▶ _TASK TO CARRY OUT_: Gather the lines from the material that contain "caption".

▶ _EXCERPTED DATA_:
##############################

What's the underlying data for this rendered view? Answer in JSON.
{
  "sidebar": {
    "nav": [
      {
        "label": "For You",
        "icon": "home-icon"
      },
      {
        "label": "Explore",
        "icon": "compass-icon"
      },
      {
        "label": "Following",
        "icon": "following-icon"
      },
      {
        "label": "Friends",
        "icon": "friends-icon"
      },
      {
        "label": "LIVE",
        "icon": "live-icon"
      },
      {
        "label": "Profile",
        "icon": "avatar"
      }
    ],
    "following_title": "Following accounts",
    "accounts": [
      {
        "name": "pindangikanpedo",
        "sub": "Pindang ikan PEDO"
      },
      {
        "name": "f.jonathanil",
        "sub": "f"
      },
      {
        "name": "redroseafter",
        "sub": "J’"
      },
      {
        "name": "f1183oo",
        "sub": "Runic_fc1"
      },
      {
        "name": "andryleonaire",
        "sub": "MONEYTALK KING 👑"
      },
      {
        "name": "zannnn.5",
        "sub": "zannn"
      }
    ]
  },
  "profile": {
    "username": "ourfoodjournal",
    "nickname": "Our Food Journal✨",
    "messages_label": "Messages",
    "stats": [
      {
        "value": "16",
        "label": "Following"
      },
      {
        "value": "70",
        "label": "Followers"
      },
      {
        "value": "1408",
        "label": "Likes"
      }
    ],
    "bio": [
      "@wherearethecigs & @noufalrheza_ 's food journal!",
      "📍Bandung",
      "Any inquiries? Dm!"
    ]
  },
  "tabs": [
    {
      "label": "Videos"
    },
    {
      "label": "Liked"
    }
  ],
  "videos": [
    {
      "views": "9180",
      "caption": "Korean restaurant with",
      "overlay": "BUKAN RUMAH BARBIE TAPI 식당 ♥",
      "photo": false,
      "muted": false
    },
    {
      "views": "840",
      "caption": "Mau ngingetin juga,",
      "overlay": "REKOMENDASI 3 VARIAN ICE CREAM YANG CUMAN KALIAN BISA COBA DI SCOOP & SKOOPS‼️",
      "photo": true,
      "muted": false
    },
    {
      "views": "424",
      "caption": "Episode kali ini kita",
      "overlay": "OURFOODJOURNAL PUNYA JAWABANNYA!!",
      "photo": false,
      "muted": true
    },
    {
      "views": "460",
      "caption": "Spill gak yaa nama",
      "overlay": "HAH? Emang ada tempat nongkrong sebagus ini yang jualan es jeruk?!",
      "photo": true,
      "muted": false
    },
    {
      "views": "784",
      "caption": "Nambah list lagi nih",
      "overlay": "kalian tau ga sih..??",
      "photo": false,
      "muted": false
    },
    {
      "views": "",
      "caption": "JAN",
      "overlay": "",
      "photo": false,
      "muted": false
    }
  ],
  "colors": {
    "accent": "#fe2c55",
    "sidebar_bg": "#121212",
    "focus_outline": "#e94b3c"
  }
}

##############################

▶ _RESPONSE_:
      "caption": "Korean restaurant with",
      "caption": "Mau ngingetin juga,",
      "caption": "Episode kali ini kita",
      "caption": "Spill gak yaa nama",
      "caption": "Nambah list lagi nih",
      "caption": "JAN",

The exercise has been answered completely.